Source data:
● ● ●

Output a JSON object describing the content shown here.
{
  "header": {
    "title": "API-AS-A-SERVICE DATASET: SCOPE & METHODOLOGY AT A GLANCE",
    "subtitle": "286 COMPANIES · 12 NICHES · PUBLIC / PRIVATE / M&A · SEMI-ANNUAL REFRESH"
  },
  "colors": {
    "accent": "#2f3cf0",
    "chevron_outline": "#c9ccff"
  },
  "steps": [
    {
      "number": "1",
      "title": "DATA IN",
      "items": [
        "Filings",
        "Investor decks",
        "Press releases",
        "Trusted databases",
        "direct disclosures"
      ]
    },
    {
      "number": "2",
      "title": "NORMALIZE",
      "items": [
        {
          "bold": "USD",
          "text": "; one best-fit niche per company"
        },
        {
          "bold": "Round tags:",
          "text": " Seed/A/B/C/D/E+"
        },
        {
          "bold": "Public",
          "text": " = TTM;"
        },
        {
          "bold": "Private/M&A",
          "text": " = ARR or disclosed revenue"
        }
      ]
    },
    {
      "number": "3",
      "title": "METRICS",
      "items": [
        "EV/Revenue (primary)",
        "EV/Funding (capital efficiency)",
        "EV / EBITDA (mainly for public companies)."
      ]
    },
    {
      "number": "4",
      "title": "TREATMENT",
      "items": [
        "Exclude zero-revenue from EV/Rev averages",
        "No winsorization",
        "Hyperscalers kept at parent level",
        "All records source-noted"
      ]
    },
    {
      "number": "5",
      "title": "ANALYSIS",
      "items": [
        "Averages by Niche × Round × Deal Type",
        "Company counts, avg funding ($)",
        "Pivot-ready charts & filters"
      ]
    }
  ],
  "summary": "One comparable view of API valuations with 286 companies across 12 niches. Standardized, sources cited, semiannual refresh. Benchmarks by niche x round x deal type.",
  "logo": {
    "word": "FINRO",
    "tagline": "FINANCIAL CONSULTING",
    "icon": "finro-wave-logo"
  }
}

● ● ●

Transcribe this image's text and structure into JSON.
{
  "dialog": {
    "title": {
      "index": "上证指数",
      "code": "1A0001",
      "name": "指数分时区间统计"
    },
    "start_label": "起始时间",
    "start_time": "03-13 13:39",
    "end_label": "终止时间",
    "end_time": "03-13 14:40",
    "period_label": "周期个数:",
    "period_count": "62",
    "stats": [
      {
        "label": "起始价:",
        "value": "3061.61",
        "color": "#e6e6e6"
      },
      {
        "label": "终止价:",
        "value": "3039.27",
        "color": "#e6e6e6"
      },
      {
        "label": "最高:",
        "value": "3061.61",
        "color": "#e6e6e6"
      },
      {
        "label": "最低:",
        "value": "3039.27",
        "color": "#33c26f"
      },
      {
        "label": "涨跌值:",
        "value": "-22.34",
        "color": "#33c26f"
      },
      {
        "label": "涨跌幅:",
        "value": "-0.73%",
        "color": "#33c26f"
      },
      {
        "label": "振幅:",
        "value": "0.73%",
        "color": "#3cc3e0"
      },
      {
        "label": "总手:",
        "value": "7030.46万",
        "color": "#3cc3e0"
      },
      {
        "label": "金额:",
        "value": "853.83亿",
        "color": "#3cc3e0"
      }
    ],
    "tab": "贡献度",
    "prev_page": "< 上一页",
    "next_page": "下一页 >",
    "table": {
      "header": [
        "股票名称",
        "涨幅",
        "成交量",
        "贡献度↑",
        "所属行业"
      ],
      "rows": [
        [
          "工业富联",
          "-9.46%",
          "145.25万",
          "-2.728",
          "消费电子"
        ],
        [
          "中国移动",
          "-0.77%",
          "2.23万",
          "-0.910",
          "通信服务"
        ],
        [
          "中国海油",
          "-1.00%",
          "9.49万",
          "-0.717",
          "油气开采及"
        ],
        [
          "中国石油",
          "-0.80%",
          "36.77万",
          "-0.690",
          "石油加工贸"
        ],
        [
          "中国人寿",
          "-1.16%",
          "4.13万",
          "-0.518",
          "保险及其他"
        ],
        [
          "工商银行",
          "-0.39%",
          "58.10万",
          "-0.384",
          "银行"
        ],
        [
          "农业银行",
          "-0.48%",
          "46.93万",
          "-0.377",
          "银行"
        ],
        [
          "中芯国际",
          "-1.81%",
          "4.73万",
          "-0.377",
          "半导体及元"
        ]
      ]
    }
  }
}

● ● ●

### What to produce
Pull out the lines above in which the word "bold" appears.

### Final answer
          "bold": "USD",
          "bold": "Round tags:",
          "bold": "Public",
          "bold": "Private/M&A",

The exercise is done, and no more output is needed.